(Stored data)

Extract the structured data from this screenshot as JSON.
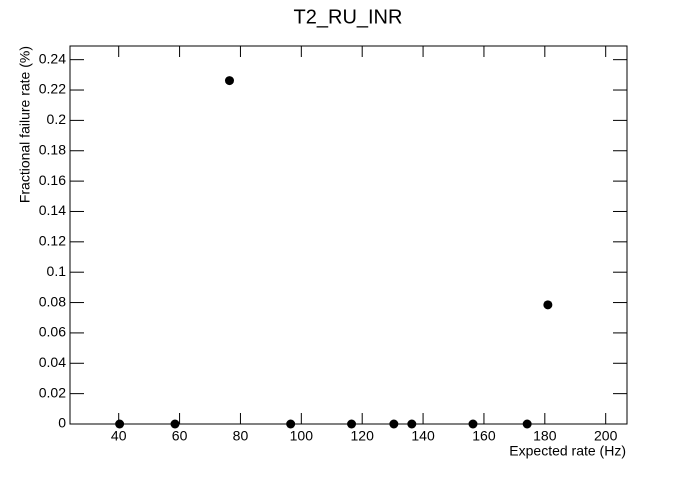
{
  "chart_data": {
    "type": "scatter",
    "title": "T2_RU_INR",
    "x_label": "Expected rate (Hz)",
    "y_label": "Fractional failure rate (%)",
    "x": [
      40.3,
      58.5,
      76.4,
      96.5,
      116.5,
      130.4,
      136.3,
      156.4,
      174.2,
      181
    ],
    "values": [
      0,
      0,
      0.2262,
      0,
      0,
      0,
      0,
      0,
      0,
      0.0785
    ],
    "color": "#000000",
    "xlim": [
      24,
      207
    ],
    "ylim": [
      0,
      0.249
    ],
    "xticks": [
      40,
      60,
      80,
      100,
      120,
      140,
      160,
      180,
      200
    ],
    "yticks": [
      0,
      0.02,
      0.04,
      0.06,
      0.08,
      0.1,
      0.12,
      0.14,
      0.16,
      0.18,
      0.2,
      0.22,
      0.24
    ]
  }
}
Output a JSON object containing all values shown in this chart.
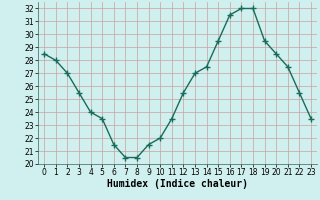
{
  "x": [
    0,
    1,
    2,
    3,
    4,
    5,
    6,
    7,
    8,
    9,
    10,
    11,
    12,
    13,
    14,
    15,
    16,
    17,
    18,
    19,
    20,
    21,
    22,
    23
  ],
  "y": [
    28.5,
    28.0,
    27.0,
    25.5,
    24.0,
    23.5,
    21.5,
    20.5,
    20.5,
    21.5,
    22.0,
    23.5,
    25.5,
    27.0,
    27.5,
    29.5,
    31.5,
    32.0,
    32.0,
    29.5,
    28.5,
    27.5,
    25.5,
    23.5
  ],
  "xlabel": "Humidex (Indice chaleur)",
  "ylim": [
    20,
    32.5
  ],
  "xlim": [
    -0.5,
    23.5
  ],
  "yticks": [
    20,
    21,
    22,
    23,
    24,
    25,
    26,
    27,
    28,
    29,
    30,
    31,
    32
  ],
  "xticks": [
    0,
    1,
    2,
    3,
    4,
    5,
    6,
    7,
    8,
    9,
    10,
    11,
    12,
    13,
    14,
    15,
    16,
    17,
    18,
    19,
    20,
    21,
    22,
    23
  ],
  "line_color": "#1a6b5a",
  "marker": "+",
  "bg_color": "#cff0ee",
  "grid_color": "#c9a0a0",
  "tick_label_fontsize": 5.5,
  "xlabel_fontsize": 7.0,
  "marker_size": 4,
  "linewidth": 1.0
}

DIRECTIVE
Using the records above, retype everything exactly except the pictures.

TASK RESULT
Extract the structured data from this screenshot as JSON.
{
  "chart_data": {
    "type": "scatter",
    "title": "T2_RU_INR",
    "x_label": "Expected rate (Hz)",
    "y_label": "Fractional failure rate (%)",
    "x": [
      40.3,
      58.5,
      76.4,
      96.5,
      116.5,
      130.4,
      136.3,
      156.4,
      174.2,
      181
    ],
    "values": [
      0,
      0,
      0.2262,
      0,
      0,
      0,
      0,
      0,
      0,
      0.0785
    ],
    "color": "#000000",
    "xlim": [
      24,
      207
    ],
    "ylim": [
      0,
      0.249
    ],
    "xticks": [
      40,
      60,
      80,
      100,
      120,
      140,
      160,
      180,
      200
    ],
    "yticks": [
      0,
      0.02,
      0.04,
      0.06,
      0.08,
      0.1,
      0.12,
      0.14,
      0.16,
      0.18,
      0.2,
      0.22,
      0.24
    ]
  }
}
Output a JSON object containing all values shown in this chart.
{
  "x": [
    0,
    1,
    2,
    3,
    4,
    5,
    6,
    7,
    8,
    9,
    10,
    11,
    12,
    13,
    14,
    15,
    16,
    17,
    18,
    19,
    20,
    21,
    22,
    23
  ],
  "y": [
    28.5,
    28.0,
    27.0,
    25.5,
    24.0,
    23.5,
    21.5,
    20.5,
    20.5,
    21.5,
    22.0,
    23.5,
    25.5,
    27.0,
    27.5,
    29.5,
    31.5,
    32.0,
    32.0,
    29.5,
    28.5,
    27.5,
    25.5,
    23.5
  ],
  "xlabel": "Humidex (Indice chaleur)",
  "ylim": [
    20,
    32.5
  ],
  "xlim": [
    -0.5,
    23.5
  ],
  "yticks": [
    20,
    21,
    22,
    23,
    24,
    25,
    26,
    27,
    28,
    29,
    30,
    31,
    32
  ],
  "xticks": [
    0,
    1,
    2,
    3,
    4,
    5,
    6,
    7,
    8,
    9,
    10,
    11,
    12,
    13,
    14,
    15,
    16,
    17,
    18,
    19,
    20,
    21,
    22,
    23
  ],
  "line_color": "#1a6b5a",
  "marker": "+",
  "bg_color": "#cff0ee",
  "grid_color": "#c9a0a0",
  "tick_label_fontsize": 5.5,
  "xlabel_fontsize": 7.0,
  "marker_size": 4,
  "linewidth": 1.0
}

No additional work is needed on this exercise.